§ **THE PROBLEM**
From the entries below, list each line with "this".
# Start of RECORDS SUPPLIED
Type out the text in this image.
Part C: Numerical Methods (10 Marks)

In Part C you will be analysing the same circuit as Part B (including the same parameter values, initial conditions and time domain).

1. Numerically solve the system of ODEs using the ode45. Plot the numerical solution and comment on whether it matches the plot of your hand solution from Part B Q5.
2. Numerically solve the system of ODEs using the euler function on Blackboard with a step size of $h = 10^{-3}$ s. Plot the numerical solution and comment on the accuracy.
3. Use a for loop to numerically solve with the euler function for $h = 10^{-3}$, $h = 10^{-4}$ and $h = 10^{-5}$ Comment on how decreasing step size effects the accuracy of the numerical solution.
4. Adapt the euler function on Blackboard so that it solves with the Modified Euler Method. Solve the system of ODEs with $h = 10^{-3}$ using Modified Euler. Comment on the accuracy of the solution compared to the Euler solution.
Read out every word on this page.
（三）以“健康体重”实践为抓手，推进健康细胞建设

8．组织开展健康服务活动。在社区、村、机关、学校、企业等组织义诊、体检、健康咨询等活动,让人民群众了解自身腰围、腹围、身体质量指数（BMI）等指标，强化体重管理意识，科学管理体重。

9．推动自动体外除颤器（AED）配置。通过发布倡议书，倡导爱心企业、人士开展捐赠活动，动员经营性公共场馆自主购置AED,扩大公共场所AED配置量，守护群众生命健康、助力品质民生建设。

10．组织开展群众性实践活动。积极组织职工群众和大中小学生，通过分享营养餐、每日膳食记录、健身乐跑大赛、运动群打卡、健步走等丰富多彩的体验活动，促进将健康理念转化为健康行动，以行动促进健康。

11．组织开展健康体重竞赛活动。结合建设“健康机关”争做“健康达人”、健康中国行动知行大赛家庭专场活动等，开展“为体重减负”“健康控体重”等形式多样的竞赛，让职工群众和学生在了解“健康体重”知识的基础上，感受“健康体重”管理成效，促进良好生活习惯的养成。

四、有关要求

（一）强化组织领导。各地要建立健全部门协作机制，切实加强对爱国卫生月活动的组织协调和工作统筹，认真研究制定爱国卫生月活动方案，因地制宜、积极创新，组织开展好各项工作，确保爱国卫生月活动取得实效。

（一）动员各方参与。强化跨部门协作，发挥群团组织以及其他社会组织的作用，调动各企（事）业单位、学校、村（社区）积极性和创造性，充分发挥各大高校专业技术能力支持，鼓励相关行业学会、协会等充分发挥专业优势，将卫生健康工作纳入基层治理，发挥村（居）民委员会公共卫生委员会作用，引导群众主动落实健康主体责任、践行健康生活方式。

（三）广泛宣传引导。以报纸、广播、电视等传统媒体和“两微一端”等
# End of RECORDS SUPPLIED
§ **FINISHED TASK**
Type out the text in this image.
Read out every word on this page.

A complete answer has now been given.